TAREFA 1: Resume em duas frases o texto sobre ter vários cães.

TEXTO DADO:
⁂
Fernando Santos, treinador
e seleccionador da Selecção Portuguesa de Futebol, numa entrevista, após ter
renovado o contrato que o liga à Federação Portuguesa de Futebol, quando questionado
por um jornalista acerca da possíveis dificuldades que irá encontrar no seu
trabalho, disse: “não sinto pressões e não tenho medo, além disso tenho quatro
cães”, numa alusão ao provérbio popular que diz: ”quem tem medo, compra um cão”.
Mas será que os tem de facto? Conhecê-los-á bem? Cuidará bem deles? Passará com
eles o tempo necessário, serão seus cúmplices ou ser-lhes-ão de algum modo
desconhecidos? São muitos os que nos dizem terem sido criados com cães por
perto ou possuírem meia-dúzia deles para justificarem o seu pretenso saber e
conhecimento básico dos cuidados que estes companheiros reclamam, não se
provando nem uma coisa nem outra quando a conversa se estende.
Ter uma matilha de cães
não implica em conhecê-los individualmente e ir ao encontro das necessidades de
cada um, porque todos são diferentes, reclamam por atenção e exigem cuidados
diversos. Quanto maior for o seu número, a menos que não façamos mais nada,
menor será o nosso auxílio a cada um deles, porque não nos podemos repartir ou
desmultiplicar equitativamente por ausência de disponibilidade, verdade que
torna a colecção de cães num autêntico disparate e num gozo por demais
dispendioso, opção que mal serve aos cães e que acaba por complicar a vida dos
donos, muitos deles sem condições para cuidarem satisfatoriamente de um só,
ficando os cães entregues uns aos outros e os donos literalmente entregues à
bicharada!
Quem
tem vários cães espera que eles se entretenham uns com os outros e que dispensem
assim maiores cuidados, julgando-os felizes dessa maneira e pouco interagindo
com eles, o que é falso apesar de cómodo. Todos os cães reclamam por um
tratamento próximo e individual. E quando assim não sucede, porque os animais
passam mais tempo uns com os outros do que com os donos, assiste-se à constituição
da matilha animal e ao respectivo escalonamento social que a sustenta, que irá
privilegiar os mais fortes em detrimento dos mais cúmplices, que virão agir de
acordo com o que lhes é permitido e não segundo as suas capacidades ou
mais-valias, agravando assim o seu fraco impulso ao poder e os seus receios,
herança e inibição que os tornarão imprestáveis e por demais arredios. Há quem
diga que eles se “entendem”, entendimento só possível pela lei do mais forte
que escalonará aquela hierarquia à dentada. E quando as picardias se tornam
mais graves e constantes, logo se apela aos bons ofícios da santa castração, em
substituição de uma liderança inexistente, que não se quer intrometer ou que
resiste à investidura.
⁂
DADOS DE ENTRADA:
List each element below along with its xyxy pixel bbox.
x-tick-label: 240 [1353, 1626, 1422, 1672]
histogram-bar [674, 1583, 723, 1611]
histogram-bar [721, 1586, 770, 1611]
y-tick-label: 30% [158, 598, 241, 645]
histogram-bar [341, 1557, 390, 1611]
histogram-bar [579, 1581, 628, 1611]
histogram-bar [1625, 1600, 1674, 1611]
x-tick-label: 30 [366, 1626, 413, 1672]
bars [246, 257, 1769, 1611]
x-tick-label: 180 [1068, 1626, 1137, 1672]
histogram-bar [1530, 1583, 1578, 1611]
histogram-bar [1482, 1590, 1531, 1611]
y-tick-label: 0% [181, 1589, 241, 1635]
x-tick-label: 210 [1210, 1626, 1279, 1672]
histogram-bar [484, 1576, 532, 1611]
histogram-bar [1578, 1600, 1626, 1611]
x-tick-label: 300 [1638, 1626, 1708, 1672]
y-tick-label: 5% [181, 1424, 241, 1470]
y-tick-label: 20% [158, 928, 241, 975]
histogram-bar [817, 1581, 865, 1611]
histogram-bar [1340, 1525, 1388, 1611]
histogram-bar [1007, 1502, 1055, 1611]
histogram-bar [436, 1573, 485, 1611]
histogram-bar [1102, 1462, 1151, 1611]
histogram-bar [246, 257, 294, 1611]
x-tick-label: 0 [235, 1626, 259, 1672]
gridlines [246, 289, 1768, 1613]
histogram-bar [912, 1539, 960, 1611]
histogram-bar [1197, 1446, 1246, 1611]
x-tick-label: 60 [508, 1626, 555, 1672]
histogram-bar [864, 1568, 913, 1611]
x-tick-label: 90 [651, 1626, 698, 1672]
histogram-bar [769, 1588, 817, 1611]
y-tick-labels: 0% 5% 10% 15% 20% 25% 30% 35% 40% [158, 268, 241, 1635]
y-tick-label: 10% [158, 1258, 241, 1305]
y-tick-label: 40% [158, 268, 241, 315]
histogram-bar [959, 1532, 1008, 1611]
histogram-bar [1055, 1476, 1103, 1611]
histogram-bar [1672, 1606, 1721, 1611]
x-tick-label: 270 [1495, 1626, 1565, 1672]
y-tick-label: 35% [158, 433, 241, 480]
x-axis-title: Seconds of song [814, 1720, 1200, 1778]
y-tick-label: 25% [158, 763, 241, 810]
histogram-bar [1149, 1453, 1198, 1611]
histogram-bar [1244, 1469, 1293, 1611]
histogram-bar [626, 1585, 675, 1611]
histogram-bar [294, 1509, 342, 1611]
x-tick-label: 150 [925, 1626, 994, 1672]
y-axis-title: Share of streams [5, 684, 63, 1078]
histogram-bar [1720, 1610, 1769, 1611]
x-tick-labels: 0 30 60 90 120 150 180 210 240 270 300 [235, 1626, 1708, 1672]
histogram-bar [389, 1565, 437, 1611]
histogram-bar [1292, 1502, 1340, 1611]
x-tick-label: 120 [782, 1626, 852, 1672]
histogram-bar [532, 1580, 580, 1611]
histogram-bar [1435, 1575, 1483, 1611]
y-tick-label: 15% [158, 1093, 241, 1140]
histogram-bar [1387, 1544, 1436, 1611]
⁂
TAREFA 2: Por favor, reescreve as linhas dos registos, desde o início até à linha que contém "histogram-bar [341, 1557, 390, 1611]", inclusive, substituindo "y-tick-label" por "rótulo-y" e mantendo tudo o resto igual.

RESULTADO 1: Ter uma matilha de cães não implica conhecê-los individualmente e atender às necessidades de cada um, e quanto maior for o seu número, menor será o auxílio que o dono pode dar a cada um deles. Quem tem vários cães espera que se entretenham uns com os outros, mas todos reclamam um tratamento próximo e individual, e quando este falta forma-se uma matilha com uma hierarquia que privilegia os mais fortes.

RESULTADO 2:
List each element below along with its xyxy pixel bbox.
x-tick-label: 240 [1353, 1626, 1422, 1672]
histogram-bar [674, 1583, 723, 1611]
histogram-bar [721, 1586, 770, 1611]
rótulo-y: 30% [158, 598, 241, 645]
histogram-bar [341, 1557, 390, 1611]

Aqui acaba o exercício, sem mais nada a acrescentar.